[RECORDS FOR THIS EXERCISE]
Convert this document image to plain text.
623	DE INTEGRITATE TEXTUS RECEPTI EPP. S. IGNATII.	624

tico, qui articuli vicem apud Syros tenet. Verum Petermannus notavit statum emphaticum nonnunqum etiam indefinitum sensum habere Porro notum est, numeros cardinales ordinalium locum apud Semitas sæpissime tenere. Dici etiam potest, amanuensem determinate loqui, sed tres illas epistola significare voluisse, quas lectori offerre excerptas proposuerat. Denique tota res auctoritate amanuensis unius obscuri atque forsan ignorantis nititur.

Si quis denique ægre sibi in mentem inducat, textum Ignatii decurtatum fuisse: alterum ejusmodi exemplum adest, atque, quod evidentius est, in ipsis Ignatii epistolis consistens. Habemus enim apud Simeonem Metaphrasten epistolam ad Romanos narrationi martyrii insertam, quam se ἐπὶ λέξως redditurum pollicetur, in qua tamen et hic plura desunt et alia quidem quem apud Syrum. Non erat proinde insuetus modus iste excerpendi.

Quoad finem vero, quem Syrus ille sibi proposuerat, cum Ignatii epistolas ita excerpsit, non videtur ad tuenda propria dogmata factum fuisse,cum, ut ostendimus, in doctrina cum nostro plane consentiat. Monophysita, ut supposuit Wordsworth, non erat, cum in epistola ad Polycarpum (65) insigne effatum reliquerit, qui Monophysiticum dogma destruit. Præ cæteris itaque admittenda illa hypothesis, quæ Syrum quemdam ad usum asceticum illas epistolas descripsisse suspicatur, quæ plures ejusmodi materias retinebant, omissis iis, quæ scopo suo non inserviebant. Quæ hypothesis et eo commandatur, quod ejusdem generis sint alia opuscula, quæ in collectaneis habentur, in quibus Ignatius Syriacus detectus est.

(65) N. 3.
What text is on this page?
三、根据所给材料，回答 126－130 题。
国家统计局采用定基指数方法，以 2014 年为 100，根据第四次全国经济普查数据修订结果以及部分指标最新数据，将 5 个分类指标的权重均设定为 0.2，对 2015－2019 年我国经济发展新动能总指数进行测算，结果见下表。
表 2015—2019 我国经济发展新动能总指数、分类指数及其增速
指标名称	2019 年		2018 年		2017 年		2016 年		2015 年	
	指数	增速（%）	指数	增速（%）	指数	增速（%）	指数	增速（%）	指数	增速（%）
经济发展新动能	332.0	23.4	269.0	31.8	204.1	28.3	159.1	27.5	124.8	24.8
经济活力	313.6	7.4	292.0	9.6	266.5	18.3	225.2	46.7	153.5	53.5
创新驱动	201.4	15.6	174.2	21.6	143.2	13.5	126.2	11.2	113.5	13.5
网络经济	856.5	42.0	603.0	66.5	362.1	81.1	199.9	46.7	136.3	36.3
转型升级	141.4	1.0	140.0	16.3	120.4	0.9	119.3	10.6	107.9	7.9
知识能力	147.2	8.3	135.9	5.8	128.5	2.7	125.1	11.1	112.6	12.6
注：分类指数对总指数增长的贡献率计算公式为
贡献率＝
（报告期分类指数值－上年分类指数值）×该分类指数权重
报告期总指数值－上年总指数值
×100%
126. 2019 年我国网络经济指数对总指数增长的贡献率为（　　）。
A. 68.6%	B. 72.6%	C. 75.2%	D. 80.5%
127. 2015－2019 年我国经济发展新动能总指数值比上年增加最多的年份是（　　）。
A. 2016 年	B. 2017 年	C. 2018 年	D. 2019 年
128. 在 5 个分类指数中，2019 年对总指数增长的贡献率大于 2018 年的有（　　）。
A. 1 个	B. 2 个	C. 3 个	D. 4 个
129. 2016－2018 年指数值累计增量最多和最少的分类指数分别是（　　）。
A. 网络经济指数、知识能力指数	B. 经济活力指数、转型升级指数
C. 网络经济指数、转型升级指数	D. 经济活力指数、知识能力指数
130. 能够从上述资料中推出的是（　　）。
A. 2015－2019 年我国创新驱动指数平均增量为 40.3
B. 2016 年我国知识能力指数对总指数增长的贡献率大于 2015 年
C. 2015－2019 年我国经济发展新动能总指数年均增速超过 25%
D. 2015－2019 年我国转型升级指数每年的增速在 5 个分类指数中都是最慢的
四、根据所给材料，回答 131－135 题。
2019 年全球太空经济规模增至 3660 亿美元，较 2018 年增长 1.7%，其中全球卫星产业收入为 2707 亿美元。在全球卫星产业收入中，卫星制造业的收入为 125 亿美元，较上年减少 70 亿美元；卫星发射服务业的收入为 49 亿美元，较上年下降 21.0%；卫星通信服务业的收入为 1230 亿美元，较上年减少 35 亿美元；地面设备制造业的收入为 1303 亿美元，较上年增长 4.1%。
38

[GIVEN PROBLEM] From the records above, extract every entry exactly as given.

[SOLUTION FOR THIS EXERCISE]
Convert this document image to plain text.
623	DE INTEGRITATE TEXTUS RECEPTI EPP. S. IGNATII.	624

tico, qui articuli vicem apud Syros tenet. Verum Petermannus notavit statum emphaticum nonnunqum etiam indefinitum sensum habere Porro notum est, numeros cardinales ordinalium locum apud Semitas sæpissime tenere. Dici etiam potest, amanuensem determinate loqui, sed tres illas epistola significare voluisse, quas lectori offerre excerptas proposuerat. Denique tota res auctoritate amanuensis unius obscuri atque forsan ignorantis nititur.

Si quis denique ægre sibi in mentem inducat, textum Ignatii decurtatum fuisse: alterum ejusmodi exemplum adest, atque, quod evidentius est, in ipsis Ignatii epistolis consistens. Habemus enim apud Simeonem Metaphrasten epistolam ad Romanos narrationi martyrii insertam, quam se ἐπὶ λέξως redditurum pollicetur, in qua tamen et hic plura desunt et alia quidem quem apud Syrum. Non erat proinde insuetus modus iste excerpendi.

Quoad finem vero, quem Syrus ille sibi proposuerat, cum Ignatii epistolas ita excerpsit, non videtur ad tuenda propria dogmata factum fuisse,cum, ut ostendimus, in doctrina cum nostro plane consentiat. Monophysita, ut supposuit Wordsworth, non erat, cum in epistola ad Polycarpum (65) insigne effatum reliquerit, qui Monophysiticum dogma destruit. Præ cæteris itaque admittenda illa hypothesis, quæ Syrum quemdam ad usum asceticum illas epistolas descripsisse suspicatur, quæ plures ejusmodi materias retinebant, omissis iis, quæ scopo suo non inserviebant. Quæ hypothesis et eo commandatur, quod ejusdem generis sint alia opuscula, quæ in collectaneis habentur, in quibus Ignatius Syriacus detectus est.

(65) N. 3.
What text is on this page?
三、根据所给材料，回答 126－130 题。
国家统计局采用定基指数方法，以 2014 年为 100，根据第四次全国经济普查数据修订结果以及部分指标最新数据，将 5 个分类指标的权重均设定为 0.2，对 2015－2019 年我国经济发展新动能总指数进行测算，结果见下表。
表 2015—2019 我国经济发展新动能总指数、分类指数及其增速
指标名称	2019 年		2018 年		2017 年		2016 年		2015 年	
	指数	增速（%）	指数	增速（%）	指数	增速（%）	指数	增速（%）	指数	增速（%）
经济发展新动能	332.0	23.4	269.0	31.8	204.1	28.3	159.1	27.5	124.8	24.8
经济活力	313.6	7.4	292.0	9.6	266.5	18.3	225.2	46.7	153.5	53.5
创新驱动	201.4	15.6	174.2	21.6	143.2	13.5	126.2	11.2	113.5	13.5
网络经济	856.5	42.0	603.0	66.5	362.1	81.1	199.9	46.7	136.3	36.3
转型升级	141.4	1.0	140.0	16.3	120.4	0.9	119.3	10.6	107.9	7.9
知识能力	147.2	8.3	135.9	5.8	128.5	2.7	125.1	11.1	112.6	12.6
注：分类指数对总指数增长的贡献率计算公式为
贡献率＝
（报告期分类指数值－上年分类指数值）×该分类指数权重
报告期总指数值－上年总指数值
×100%
126. 2019 年我国网络经济指数对总指数增长的贡献率为（　　）。
A. 68.6%	B. 72.6%	C. 75.2%	D. 80.5%
127. 2015－2019 年我国经济发展新动能总指数值比上年增加最多的年份是（　　）。
A. 2016 年	B. 2017 年	C. 2018 年	D. 2019 年
128. 在 5 个分类指数中，2019 年对总指数增长的贡献率大于 2018 年的有（　　）。
A. 1 个	B. 2 个	C. 3 个	D. 4 个
129. 2016－2018 年指数值累计增量最多和最少的分类指数分别是（　　）。
A. 网络经济指数、知识能力指数	B. 经济活力指数、转型升级指数
C. 网络经济指数、转型升级指数	D. 经济活力指数、知识能力指数
130. 能够从上述资料中推出的是（　　）。
A. 2015－2019 年我国创新驱动指数平均增量为 40.3
B. 2016 年我国知识能力指数对总指数增长的贡献率大于 2015 年
C. 2015－2019 年我国经济发展新动能总指数年均增速超过 25%
D. 2015－2019 年我国转型升级指数每年的增速在 5 个分类指数中都是最慢的
四、根据所给材料，回答 131－135 题。
2019 年全球太空经济规模增至 3660 亿美元，较 2018 年增长 1.7%，其中全球卫星产业收入为 2707 亿美元。在全球卫星产业收入中，卫星制造业的收入为 125 亿美元，较上年减少 70 亿美元；卫星发射服务业的收入为 49 亿美元，较上年下降 21.0%；卫星通信服务业的收入为 1230 亿美元，较上年减少 35 亿美元；地面设备制造业的收入为 1303 亿美元，较上年增长 4.1%。
38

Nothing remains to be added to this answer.